**The exercise:**
Copy nothing but the text: reproduce each line of the listing exactly and leave the pictures out.

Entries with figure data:

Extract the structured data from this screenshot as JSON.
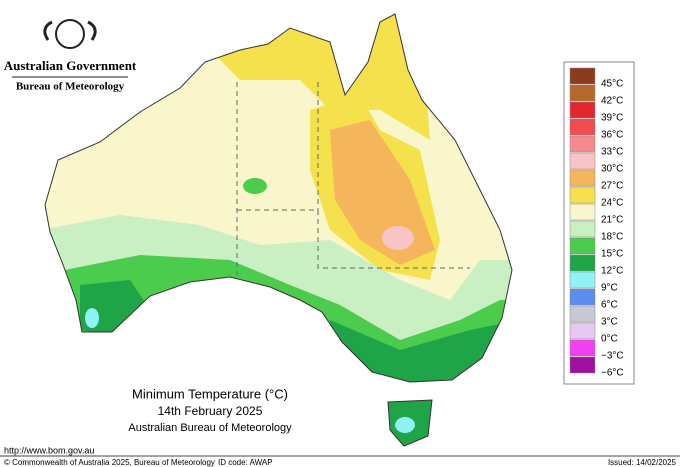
{
  "header": {
    "government": "Australian Government",
    "bureau": "Bureau of Meteorology"
  },
  "map": {
    "title": "Minimum Temperature (°C)",
    "date": "14th February 2025",
    "source": "Australian Bureau of Meteorology"
  },
  "legend": [
    {
      "label": "45°C",
      "color": "#8c3b1e"
    },
    {
      "label": "42°C",
      "color": "#b56a2c"
    },
    {
      "label": "39°C",
      "color": "#e0282e"
    },
    {
      "label": "36°C",
      "color": "#f04c52"
    },
    {
      "label": "33°C",
      "color": "#f48a8c"
    },
    {
      "label": "30°C",
      "color": "#f8c4c6"
    },
    {
      "label": "27°C",
      "color": "#f5b55c"
    },
    {
      "label": "24°C",
      "color": "#f5e14c"
    },
    {
      "label": "21°C",
      "color": "#faf6cc"
    },
    {
      "label": "18°C",
      "color": "#c9efc2"
    },
    {
      "label": "15°C",
      "color": "#4ccc4c"
    },
    {
      "label": "12°C",
      "color": "#1fa547"
    },
    {
      "label": "9°C",
      "color": "#8ff3f6"
    },
    {
      "label": "6°C",
      "color": "#5c8ef0"
    },
    {
      "label": "3°C",
      "color": "#c8c8d8"
    },
    {
      "label": "0°C",
      "color": "#e6c8f0"
    },
    {
      "label": "−3°C",
      "color": "#f040f0"
    },
    {
      "label": "−6°C",
      "color": "#a010a0"
    }
  ],
  "footer": {
    "url": "http://www.bom.gov.au",
    "copyright": "© Commonwealth of Australia 2025, Bureau of Meteorology",
    "id_code": "ID code: AWAP",
    "issued": "Issued: 14/02/2025"
  }
}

**Result:**
Extract the structured data from this screenshot as JSON.
{
  "header": {
    "government": "Australian Government",
    "bureau": "Bureau of Meteorology"
  },
  "map": {
    "title": "Minimum Temperature (°C)",
    "date": "14th February 2025",
    "source": "Australian Bureau of Meteorology"
  },
  "legend": [
    {
      "label": "45°C",
      "color": "#8c3b1e"
    },
    {
      "label": "42°C",
      "color": "#b56a2c"
    },
    {
      "label": "39°C",
      "color": "#e0282e"
    },
    {
      "label": "36°C",
      "color": "#f04c52"
    },
    {
      "label": "33°C",
      "color": "#f48a8c"
    },
    {
      "label": "30°C",
      "color": "#f8c4c6"
    },
    {
      "label": "27°C",
      "color": "#f5b55c"
    },
    {
      "label": "24°C",
      "color": "#f5e14c"
    },
    {
      "label": "21°C",
      "color": "#faf6cc"
    },
    {
      "label": "18°C",
      "color": "#c9efc2"
    },
    {
      "label": "15°C",
      "color": "#4ccc4c"
    },
    {
      "label": "12°C",
      "color": "#1fa547"
    },
    {
      "label": "9°C",
      "color": "#8ff3f6"
    },
    {
      "label": "6°C",
      "color": "#5c8ef0"
    },
    {
      "label": "3°C",
      "color": "#c8c8d8"
    },
    {
      "label": "0°C",
      "color": "#e6c8f0"
    },
    {
      "label": "−3°C",
      "color": "#f040f0"
    },
    {
      "label": "−6°C",
      "color": "#a010a0"
    }
  ],
  "footer": {
    "url": "http://www.bom.gov.au",
    "copyright": "© Commonwealth of Australia 2025, Bureau of Meteorology",
    "id_code": "ID code: AWAP",
    "issued": "Issued: 14/02/2025"
  }
}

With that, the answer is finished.